(Source records)
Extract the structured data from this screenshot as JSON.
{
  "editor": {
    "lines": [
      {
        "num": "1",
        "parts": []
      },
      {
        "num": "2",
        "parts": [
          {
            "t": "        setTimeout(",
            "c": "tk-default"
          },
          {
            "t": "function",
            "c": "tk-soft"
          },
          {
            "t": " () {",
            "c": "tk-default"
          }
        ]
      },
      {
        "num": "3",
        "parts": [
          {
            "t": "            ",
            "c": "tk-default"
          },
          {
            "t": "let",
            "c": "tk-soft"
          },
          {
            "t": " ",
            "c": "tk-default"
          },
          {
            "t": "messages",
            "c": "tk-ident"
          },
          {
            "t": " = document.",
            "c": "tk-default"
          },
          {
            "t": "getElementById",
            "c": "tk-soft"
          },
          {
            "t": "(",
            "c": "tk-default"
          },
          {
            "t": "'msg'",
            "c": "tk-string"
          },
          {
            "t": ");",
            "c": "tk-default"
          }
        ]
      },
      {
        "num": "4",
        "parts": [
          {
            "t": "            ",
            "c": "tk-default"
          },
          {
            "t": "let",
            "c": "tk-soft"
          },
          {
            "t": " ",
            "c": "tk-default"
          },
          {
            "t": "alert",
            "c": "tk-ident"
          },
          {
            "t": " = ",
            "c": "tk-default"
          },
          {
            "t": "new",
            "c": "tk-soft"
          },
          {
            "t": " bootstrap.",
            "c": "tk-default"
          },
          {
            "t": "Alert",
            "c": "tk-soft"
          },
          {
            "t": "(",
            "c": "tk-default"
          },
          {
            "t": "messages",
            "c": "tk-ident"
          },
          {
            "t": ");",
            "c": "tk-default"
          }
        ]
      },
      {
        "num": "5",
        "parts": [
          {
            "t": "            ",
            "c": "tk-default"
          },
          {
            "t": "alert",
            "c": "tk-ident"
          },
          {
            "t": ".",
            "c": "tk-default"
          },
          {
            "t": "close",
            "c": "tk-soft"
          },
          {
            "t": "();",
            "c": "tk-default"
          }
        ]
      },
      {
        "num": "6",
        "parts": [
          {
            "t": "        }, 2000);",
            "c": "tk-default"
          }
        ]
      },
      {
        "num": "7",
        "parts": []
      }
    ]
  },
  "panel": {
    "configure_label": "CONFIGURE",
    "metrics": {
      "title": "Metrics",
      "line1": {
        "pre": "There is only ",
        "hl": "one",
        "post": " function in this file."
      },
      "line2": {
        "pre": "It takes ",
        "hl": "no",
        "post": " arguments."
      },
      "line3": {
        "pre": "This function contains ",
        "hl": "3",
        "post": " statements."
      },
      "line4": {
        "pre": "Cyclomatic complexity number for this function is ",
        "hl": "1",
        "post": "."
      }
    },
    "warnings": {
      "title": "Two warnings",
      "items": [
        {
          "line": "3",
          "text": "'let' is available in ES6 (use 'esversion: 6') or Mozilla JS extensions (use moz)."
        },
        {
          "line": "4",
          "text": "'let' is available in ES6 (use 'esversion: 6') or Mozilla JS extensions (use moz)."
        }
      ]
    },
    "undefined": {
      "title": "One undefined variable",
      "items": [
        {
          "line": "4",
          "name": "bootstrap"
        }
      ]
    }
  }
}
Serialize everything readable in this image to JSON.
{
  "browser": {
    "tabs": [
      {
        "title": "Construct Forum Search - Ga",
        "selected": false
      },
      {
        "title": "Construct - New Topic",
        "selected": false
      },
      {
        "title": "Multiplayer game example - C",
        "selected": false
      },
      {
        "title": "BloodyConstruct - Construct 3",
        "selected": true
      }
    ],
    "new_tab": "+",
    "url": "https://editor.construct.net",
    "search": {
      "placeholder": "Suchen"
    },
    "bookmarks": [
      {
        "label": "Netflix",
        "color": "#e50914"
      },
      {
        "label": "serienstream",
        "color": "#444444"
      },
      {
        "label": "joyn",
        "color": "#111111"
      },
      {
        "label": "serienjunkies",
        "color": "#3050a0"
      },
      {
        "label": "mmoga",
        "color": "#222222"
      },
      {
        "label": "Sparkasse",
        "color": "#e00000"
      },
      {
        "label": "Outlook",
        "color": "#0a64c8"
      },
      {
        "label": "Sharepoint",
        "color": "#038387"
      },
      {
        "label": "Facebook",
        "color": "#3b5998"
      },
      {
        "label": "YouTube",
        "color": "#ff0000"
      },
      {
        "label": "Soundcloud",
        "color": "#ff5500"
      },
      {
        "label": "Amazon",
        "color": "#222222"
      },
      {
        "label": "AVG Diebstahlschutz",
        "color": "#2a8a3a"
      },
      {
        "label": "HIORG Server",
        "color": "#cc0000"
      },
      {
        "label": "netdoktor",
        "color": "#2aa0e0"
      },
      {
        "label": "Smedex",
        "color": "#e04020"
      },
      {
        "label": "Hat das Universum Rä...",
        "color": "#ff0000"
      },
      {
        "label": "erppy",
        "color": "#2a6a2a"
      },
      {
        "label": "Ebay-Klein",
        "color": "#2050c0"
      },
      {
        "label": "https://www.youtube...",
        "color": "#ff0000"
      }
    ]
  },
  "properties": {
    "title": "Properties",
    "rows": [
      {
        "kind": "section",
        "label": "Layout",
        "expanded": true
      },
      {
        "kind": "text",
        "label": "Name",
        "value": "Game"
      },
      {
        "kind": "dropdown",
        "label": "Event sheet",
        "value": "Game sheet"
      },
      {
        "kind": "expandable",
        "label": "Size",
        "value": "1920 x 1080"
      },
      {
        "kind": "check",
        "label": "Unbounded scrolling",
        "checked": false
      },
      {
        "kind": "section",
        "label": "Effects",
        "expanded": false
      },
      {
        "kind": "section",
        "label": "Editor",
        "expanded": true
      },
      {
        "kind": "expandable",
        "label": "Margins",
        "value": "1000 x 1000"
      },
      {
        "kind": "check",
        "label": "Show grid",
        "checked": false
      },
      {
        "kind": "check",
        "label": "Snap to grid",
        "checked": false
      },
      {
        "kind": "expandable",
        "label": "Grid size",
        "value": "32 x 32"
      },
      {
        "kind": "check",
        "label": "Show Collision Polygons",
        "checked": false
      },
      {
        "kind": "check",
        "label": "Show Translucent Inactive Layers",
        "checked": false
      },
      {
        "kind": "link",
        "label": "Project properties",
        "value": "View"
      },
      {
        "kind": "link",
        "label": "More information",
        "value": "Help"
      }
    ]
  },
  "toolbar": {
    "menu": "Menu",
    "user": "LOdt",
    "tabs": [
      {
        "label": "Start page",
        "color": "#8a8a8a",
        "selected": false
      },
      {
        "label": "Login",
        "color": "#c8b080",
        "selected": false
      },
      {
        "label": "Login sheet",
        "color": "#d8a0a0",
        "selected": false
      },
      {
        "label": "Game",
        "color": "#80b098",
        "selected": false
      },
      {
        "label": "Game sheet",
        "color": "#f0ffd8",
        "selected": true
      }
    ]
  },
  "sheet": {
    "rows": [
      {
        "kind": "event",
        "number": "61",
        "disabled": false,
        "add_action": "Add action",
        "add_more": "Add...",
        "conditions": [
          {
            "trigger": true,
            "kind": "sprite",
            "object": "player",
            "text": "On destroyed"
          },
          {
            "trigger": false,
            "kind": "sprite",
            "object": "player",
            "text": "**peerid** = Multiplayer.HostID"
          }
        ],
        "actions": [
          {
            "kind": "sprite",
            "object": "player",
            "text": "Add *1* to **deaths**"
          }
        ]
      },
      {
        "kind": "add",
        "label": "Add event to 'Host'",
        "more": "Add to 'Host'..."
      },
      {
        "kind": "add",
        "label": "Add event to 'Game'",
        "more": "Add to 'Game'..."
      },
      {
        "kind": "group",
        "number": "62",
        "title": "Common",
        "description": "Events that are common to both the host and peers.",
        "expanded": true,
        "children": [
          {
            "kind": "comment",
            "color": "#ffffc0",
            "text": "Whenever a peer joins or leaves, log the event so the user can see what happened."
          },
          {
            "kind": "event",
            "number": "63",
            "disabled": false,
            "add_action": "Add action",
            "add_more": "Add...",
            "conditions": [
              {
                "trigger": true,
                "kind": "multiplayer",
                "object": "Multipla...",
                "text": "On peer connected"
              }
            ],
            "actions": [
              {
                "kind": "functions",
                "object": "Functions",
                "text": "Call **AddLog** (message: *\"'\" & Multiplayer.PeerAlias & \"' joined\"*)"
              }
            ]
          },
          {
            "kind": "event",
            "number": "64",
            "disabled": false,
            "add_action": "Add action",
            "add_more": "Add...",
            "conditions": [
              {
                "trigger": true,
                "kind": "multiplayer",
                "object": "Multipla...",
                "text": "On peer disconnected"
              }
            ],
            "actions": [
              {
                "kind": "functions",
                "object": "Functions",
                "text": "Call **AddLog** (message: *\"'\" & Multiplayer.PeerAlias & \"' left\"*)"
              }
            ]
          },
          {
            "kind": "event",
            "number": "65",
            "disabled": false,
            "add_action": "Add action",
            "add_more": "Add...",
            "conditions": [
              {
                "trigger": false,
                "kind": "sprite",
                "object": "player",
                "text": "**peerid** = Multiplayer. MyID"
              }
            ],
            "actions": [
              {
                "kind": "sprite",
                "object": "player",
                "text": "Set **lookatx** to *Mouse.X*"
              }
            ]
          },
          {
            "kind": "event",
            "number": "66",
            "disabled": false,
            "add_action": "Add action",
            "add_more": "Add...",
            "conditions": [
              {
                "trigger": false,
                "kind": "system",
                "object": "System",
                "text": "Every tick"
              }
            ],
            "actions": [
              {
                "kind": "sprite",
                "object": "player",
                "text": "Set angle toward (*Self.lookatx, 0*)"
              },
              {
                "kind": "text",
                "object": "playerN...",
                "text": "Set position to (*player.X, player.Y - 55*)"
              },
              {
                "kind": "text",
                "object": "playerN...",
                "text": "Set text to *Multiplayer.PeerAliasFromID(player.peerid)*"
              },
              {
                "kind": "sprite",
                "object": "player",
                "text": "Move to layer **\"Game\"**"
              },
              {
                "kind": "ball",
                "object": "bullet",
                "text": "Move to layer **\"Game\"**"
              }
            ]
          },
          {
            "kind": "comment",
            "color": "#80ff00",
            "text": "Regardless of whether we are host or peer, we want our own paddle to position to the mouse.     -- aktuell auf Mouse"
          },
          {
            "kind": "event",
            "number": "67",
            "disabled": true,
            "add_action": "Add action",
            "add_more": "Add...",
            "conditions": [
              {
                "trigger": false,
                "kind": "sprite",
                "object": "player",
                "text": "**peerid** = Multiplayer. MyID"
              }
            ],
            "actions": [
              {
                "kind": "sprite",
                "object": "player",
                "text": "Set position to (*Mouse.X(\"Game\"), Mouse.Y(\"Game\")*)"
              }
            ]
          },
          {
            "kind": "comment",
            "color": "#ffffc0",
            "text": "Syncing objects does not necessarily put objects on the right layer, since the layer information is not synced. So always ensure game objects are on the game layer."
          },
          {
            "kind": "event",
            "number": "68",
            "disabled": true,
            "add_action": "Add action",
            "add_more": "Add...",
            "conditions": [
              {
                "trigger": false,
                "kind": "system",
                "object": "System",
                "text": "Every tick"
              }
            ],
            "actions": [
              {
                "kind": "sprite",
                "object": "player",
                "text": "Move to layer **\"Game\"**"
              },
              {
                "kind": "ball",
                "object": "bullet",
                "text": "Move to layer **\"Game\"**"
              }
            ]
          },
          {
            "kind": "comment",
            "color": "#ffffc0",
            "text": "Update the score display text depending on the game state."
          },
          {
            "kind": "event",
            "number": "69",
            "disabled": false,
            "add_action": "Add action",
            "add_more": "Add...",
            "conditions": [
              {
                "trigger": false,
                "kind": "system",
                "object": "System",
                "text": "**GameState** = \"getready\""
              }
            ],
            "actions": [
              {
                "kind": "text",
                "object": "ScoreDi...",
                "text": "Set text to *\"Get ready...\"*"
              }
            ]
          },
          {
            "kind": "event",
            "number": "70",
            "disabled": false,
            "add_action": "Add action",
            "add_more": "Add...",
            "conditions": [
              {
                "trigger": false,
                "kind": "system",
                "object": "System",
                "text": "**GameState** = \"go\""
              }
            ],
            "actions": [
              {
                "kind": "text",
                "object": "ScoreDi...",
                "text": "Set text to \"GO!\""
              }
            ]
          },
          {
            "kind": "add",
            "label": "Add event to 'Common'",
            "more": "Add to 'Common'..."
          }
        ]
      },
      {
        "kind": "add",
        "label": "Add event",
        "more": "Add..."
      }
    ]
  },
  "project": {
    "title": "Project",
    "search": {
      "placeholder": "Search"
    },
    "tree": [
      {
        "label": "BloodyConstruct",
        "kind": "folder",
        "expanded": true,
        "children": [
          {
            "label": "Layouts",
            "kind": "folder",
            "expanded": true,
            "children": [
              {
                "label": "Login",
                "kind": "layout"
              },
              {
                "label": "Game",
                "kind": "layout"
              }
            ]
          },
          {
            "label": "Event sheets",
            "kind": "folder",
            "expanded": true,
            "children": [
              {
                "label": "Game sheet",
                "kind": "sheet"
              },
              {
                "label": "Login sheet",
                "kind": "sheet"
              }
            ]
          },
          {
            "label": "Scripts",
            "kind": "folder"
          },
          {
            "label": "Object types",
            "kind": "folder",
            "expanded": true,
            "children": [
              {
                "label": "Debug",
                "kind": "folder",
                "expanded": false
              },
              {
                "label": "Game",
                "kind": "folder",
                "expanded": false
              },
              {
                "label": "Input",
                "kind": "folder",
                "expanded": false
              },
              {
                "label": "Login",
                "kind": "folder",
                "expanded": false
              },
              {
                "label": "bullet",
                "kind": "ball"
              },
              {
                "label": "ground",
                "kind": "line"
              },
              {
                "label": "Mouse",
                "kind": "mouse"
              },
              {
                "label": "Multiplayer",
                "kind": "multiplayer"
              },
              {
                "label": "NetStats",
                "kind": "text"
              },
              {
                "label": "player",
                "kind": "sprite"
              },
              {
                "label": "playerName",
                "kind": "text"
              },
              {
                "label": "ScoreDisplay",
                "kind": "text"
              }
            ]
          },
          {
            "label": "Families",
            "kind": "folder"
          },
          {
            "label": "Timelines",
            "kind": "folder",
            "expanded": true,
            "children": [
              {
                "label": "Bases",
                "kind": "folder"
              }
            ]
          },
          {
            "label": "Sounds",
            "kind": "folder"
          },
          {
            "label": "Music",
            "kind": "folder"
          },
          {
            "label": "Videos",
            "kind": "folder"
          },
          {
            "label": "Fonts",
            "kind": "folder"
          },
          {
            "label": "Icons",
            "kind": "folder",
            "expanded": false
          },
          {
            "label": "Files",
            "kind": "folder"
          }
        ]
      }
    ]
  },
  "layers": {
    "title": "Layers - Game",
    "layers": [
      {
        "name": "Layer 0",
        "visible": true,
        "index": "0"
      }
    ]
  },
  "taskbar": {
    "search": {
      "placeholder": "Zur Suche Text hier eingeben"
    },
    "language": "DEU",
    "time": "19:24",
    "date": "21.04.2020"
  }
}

- EXERCISE PROMPT: Pick out lines containing the word "peerid", each one as written.

- TASK OUTPUT:
            "text": "**peerid** = Multiplayer.HostID"
                "text": "**peerid** = Multiplayer. MyID"
                "text": "Set text to *Multiplayer.PeerAliasFromID(player.peerid)*"
                "text": "**peerid** = Multiplayer. MyID"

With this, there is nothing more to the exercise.